* **EXERCISE TEXT**:

===

The William Reid Stakes is a horse race of Moonee Valley Racing Club Group 1 thoroughbred racing at Weight for Age, for three year olds and older, run over a distance of 1200 metres at Moonee Valley Racecourse, Melbourne, Australia in the autumn. Total prize money for the race is A$1,000,000.

History

The race has been won by a few champions including Manikato who won the race five consecutive times from 1979 to 1983. Also noted champions Black Caviar and Miss Andretti won the race before being successful at Royal Ascot.

From 2005 to 2007 it was the second leg of the Global Sprint Challenge, preceded by the Lightning Stakes and followed by the King's Stand Stakes. It has now been replaced as an Australian leg of the Global Sprint Challenge series by The Age Classic.

Name
The William Reid Stakes was named after William Reid, a former committee member of the Moonee Valley Racing Club. Originally from Morayshire, Scotland, William Reid was a Victorian Banker and racehorse owner who died in 1923. He was the owner of a number of prominent racehorses in the early 1900s including Uncle Sam, who won the Caulfield Cup in 1912 and 1914. Uncle Sam also ran third in the Melbourne Cup in 1912 who stood at his Glen Orla Stud in Sunbury.

During the period 1996–2001 the race was held on the Australia Day holiday weekend. In 2002 the event was moved to March while the Norman Carlyon Stakes which was the same distance and race conditions was rescheduled for the Australia Day holiday weekend. Later in 2010 that event was renamed to the Australia Stakes and to this date continues to be raced under the given name.

===

* **WHAT IS EXPECTED**:
Reproduce the entire text on the William Reid Stakes word for word, without any changes.

Bounding box prediction data
===

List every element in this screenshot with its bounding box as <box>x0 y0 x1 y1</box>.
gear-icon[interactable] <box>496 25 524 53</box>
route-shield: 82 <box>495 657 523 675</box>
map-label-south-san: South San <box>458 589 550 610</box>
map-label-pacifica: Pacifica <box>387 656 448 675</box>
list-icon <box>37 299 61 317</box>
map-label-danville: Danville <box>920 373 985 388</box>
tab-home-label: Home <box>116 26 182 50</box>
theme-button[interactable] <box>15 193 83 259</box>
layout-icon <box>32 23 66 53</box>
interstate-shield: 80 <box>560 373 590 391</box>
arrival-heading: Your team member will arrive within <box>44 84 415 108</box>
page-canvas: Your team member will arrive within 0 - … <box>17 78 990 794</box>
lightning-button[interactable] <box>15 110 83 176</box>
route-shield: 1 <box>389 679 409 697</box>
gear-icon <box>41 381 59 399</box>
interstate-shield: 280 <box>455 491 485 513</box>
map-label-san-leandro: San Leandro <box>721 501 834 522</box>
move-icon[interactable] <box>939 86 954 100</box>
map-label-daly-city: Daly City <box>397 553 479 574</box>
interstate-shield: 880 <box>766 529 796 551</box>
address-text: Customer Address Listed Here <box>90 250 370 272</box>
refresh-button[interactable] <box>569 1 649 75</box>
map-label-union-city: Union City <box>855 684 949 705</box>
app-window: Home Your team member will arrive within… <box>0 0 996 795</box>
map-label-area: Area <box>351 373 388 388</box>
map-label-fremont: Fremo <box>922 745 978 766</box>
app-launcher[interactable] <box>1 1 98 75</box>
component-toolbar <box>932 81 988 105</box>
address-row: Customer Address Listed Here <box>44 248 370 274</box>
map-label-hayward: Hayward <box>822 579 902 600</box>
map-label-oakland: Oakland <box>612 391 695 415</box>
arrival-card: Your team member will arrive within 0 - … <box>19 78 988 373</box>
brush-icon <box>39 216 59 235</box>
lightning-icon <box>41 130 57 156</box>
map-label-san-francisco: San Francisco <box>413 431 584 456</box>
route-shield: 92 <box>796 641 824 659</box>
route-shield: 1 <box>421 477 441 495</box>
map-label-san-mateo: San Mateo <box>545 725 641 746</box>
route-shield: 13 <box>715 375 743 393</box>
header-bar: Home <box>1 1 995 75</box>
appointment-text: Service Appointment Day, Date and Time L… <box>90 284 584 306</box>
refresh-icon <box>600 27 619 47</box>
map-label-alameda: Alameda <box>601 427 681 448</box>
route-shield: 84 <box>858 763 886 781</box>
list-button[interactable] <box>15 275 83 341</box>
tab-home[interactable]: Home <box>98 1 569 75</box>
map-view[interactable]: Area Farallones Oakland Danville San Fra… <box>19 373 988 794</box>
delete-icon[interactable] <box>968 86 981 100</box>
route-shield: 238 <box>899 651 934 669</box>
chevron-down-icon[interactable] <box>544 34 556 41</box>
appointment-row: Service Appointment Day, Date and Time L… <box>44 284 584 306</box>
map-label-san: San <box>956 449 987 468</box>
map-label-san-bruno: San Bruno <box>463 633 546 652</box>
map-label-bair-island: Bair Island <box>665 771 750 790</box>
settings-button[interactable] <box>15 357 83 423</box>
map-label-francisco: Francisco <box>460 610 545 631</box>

===

* **RESPONSE TO THIS EXERCISE**:
The William Reid Stakes is a horse race of Moonee Valley Racing Club Group 1 thoroughbred racing at Weight for Age, for three year olds and older, run over a distance of 1200 metres at Moonee Valley Racecourse, Melbourne, Australia in the autumn. Total prize money for the race is A$1,000,000.

History

The race has been won by a few champions including Manikato who won the race five consecutive times from 1979 to 1983. Also noted champions Black Caviar and Miss Andretti won the race before being successful at Royal Ascot.

From 2005 to 2007 it was the second leg of the Global Sprint Challenge, preceded by the Lightning Stakes and followed by the King's Stand Stakes. It has now been replaced as an Australian leg of the Global Sprint Challenge series by The Age Classic.

Name
The William Reid Stakes was named after William Reid, a former committee member of the Moonee Valley Racing Club. Originally from Morayshire, Scotland, William Reid was a Victorian Banker and racehorse owner who died in 1923. He was the owner of a number of prominent racehorses in the early 1900s including Uncle Sam, who won the Caulfield Cup in 1912 and 1914. Uncle Sam also ran third in the Melbourne Cup in 1912 who stood at his Glen Orla Stud in Sunbury.

During the period 1996–2001 the race was held on the Australia Day holiday weekend. In 2002 the event was moved to March while the Norman Carlyon Stakes which was the same distance and race conditions was rescheduled for the Australia Day holiday weekend. Later in 2010 that event was renamed to the Australia Stakes and to this date continues to be raced under the given name.